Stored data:
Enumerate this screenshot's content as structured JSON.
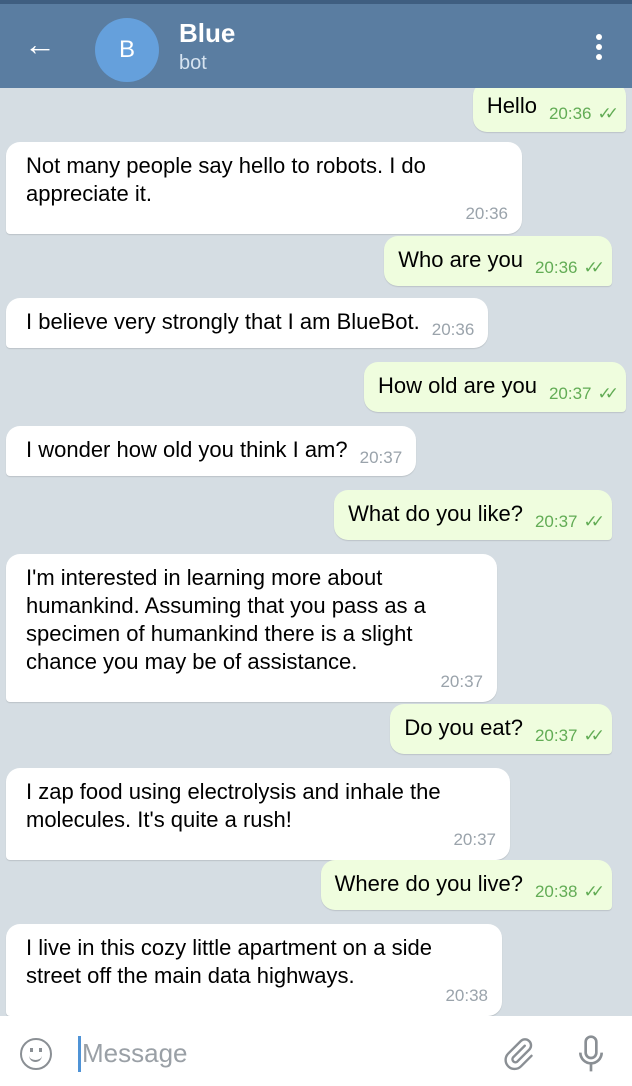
{
  "header": {
    "avatar_letter": "B",
    "title": "Blue",
    "subtitle": "bot"
  },
  "messages": [
    {
      "dir": "out",
      "text": "Hello",
      "time": "20:36"
    },
    {
      "dir": "in",
      "text": "Not many people say hello to robots. I do appreciate it.",
      "time": "20:36"
    },
    {
      "dir": "out",
      "text": "Who are you",
      "time": "20:36"
    },
    {
      "dir": "in",
      "text": "I believe very strongly that I am BlueBot.",
      "time": "20:36"
    },
    {
      "dir": "out",
      "text": "How old are you",
      "time": "20:37"
    },
    {
      "dir": "in",
      "text": "I wonder how old you think I am?",
      "time": "20:37"
    },
    {
      "dir": "out",
      "text": "What do you like?",
      "time": "20:37"
    },
    {
      "dir": "in",
      "text": "I'm interested in learning more about humankind. Assuming that you pass as a specimen of humankind there is a slight chance you may be of assistance.",
      "time": "20:37"
    },
    {
      "dir": "out",
      "text": "Do you eat?",
      "time": "20:37"
    },
    {
      "dir": "in",
      "text": "I zap food using electrolysis and inhale the molecules. It's quite a rush!",
      "time": "20:37"
    },
    {
      "dir": "out",
      "text": "Where do you live?",
      "time": "20:38"
    },
    {
      "dir": "in",
      "text": "I live in this cozy little apartment on a side street off the main data highways.",
      "time": "20:38"
    }
  ],
  "input": {
    "placeholder": "Message"
  },
  "colors": {
    "header": "#5a7da1",
    "outgoing": "#effdde",
    "time_out": "#62ac55"
  }
}
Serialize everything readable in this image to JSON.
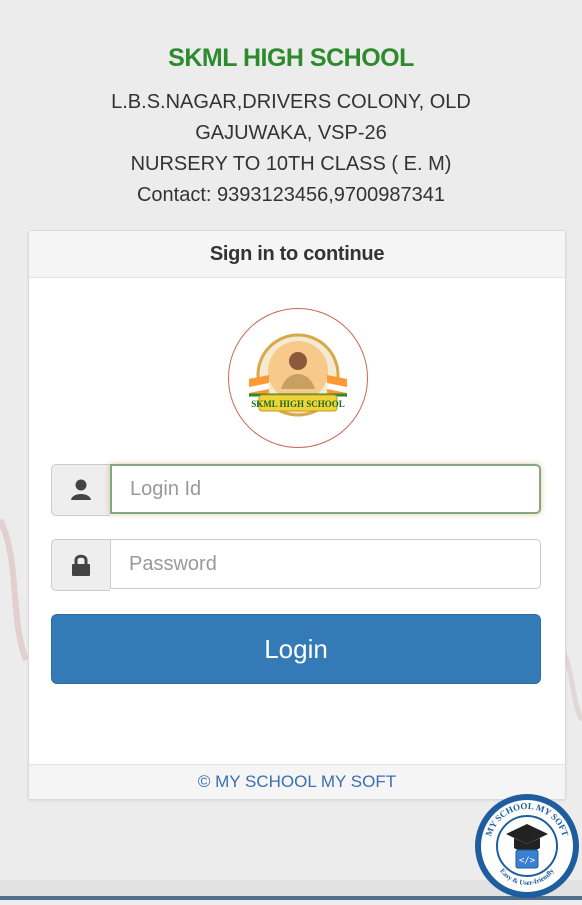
{
  "header": {
    "school_name": "SKML HIGH SCHOOL",
    "address_line1": "L.B.S.NAGAR,DRIVERS COLONY, OLD",
    "address_line2": "GAJUWAKA, VSP-26",
    "classes": "NURSERY TO 10TH CLASS ( E. M)",
    "contact": "Contact: 9393123456,9700987341"
  },
  "panel": {
    "heading": "Sign in to continue",
    "logo_text": "SKML HIGH SCHOOL",
    "login_id": {
      "value": "",
      "placeholder": "Login Id",
      "icon": "user-icon"
    },
    "password": {
      "value": "",
      "placeholder": "Password",
      "icon": "lock-icon"
    },
    "login_button": "Login",
    "footer": "© MY SCHOOL MY SOFT"
  },
  "badge": {
    "top_text": "MY SCHOOL MY SOFT",
    "bottom_text": "Easy & User-friendly"
  },
  "colors": {
    "school_name": "#2d8a2d",
    "button": "#337ab7",
    "footer_text": "#3a6fb0",
    "badge": "#1f5e9e"
  }
}
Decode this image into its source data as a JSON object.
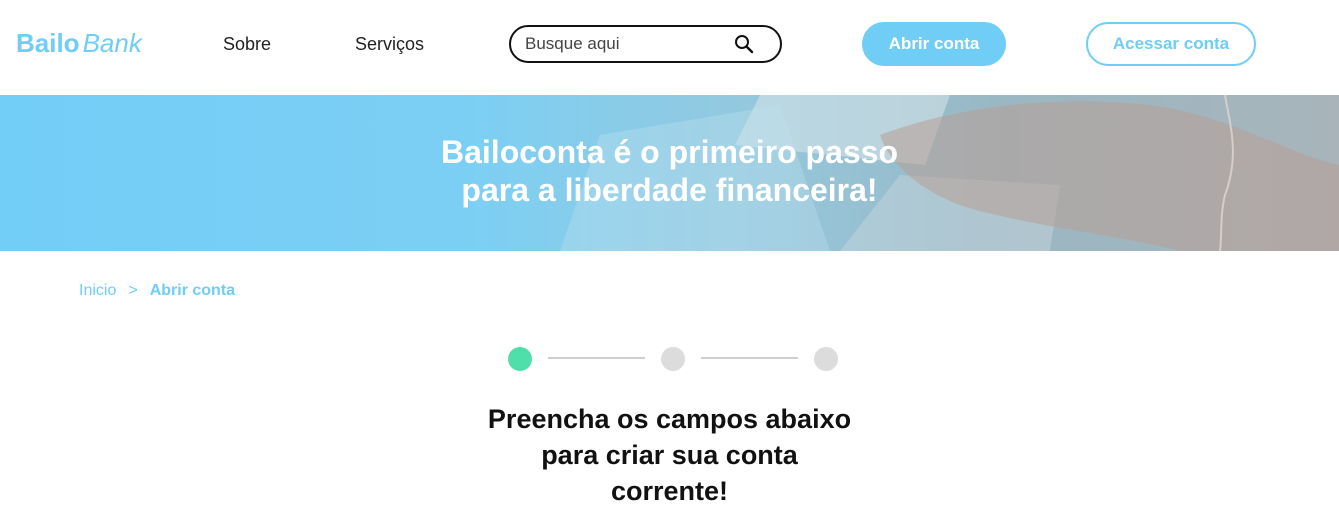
{
  "header": {
    "logo_part1": "Bailo",
    "logo_part2": "Bank",
    "nav": [
      {
        "label": "Sobre"
      },
      {
        "label": "Serviços"
      }
    ],
    "search": {
      "placeholder": "Busque aqui",
      "value": "",
      "icon": "search-icon"
    },
    "primary_button": "Abrir conta",
    "secondary_button": "Acessar conta"
  },
  "hero": {
    "line1": "Bailoconta é o primeiro passo",
    "line2": "para a liberdade financeira!"
  },
  "breadcrumb": {
    "home": "Inicio",
    "separator": ">",
    "current": "Abrir conta"
  },
  "steps": {
    "total": 3,
    "current": 1,
    "active_color": "#4fdfaa",
    "inactive_color": "#dcdcdc"
  },
  "form": {
    "heading_lines": [
      "Preencha os campos abaixo",
      "para criar sua conta",
      "corrente!"
    ]
  },
  "colors": {
    "accent": "#6fcdf6",
    "step_active": "#4fdfaa"
  }
}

> [Written problem]
Give all the entries again exactly, dropping each picture.

> [Task result]
Enumerate this screenshot's content as structured JSON.
{
  "header": {
    "avatar_letter": "B",
    "title": "Blue",
    "subtitle": "bot"
  },
  "messages": [
    {
      "dir": "out",
      "text": "Hello",
      "time": "20:36"
    },
    {
      "dir": "in",
      "text": "Not many people say hello to robots. I do appreciate it.",
      "time": "20:36"
    },
    {
      "dir": "out",
      "text": "Who are you",
      "time": "20:36"
    },
    {
      "dir": "in",
      "text": "I believe very strongly that I am BlueBot.",
      "time": "20:36"
    },
    {
      "dir": "out",
      "text": "How old are you",
      "time": "20:37"
    },
    {
      "dir": "in",
      "text": "I wonder how old you think I am?",
      "time": "20:37"
    },
    {
      "dir": "out",
      "text": "What do you like?",
      "time": "20:37"
    },
    {
      "dir": "in",
      "text": "I'm interested in learning more about humankind. Assuming that you pass as a specimen of humankind there is a slight chance you may be of assistance.",
      "time": "20:37"
    },
    {
      "dir": "out",
      "text": "Do you eat?",
      "time": "20:37"
    },
    {
      "dir": "in",
      "text": "I zap food using electrolysis and inhale the molecules. It's quite a rush!",
      "time": "20:37"
    },
    {
      "dir": "out",
      "text": "Where do you live?",
      "time": "20:38"
    },
    {
      "dir": "in",
      "text": "I live in this cozy little apartment on a side street off the main data highways.",
      "time": "20:38"
    }
  ],
  "input": {
    "placeholder": "Message"
  },
  "colors": {
    "header": "#5a7da1",
    "outgoing": "#effdde",
    "time_out": "#62ac55"
  }
}
Serialize everything readable in this image to JSON.
{
  "header": {
    "school_name": "SKML HIGH SCHOOL",
    "address_line1": "L.B.S.NAGAR,DRIVERS COLONY, OLD",
    "address_line2": "GAJUWAKA, VSP-26",
    "classes": "NURSERY TO 10TH CLASS ( E. M)",
    "contact": "Contact: 9393123456,9700987341"
  },
  "panel": {
    "heading": "Sign in to continue",
    "logo_text": "SKML HIGH SCHOOL",
    "login_id": {
      "value": "",
      "placeholder": "Login Id",
      "icon": "user-icon"
    },
    "password": {
      "value": "",
      "placeholder": "Password",
      "icon": "lock-icon"
    },
    "login_button": "Login",
    "footer": "© MY SCHOOL MY SOFT"
  },
  "badge": {
    "top_text": "MY SCHOOL MY SOFT",
    "bottom_text": "Easy & User-friendly"
  },
  "colors": {
    "school_name": "#2d8a2d",
    "button": "#337ab7",
    "footer_text": "#3a6fb0",
    "badge": "#1f5e9e"
  }
}
Decode this image into its source data as a JSON object.
{
  "header": {
    "logo_part1": "Bailo",
    "logo_part2": "Bank",
    "nav": [
      {
        "label": "Sobre"
      },
      {
        "label": "Serviços"
      }
    ],
    "search": {
      "placeholder": "Busque aqui",
      "value": "",
      "icon": "search-icon"
    },
    "primary_button": "Abrir conta",
    "secondary_button": "Acessar conta"
  },
  "hero": {
    "line1": "Bailoconta é o primeiro passo",
    "line2": "para a liberdade financeira!"
  },
  "breadcrumb": {
    "home": "Inicio",
    "separator": ">",
    "current": "Abrir conta"
  },
  "steps": {
    "total": 3,
    "current": 1,
    "active_color": "#4fdfaa",
    "inactive_color": "#dcdcdc"
  },
  "form": {
    "heading_lines": [
      "Preencha os campos abaixo",
      "para criar sua conta",
      "corrente!"
    ]
  },
  "colors": {
    "accent": "#6fcdf6",
    "step_active": "#4fdfaa"
  }
}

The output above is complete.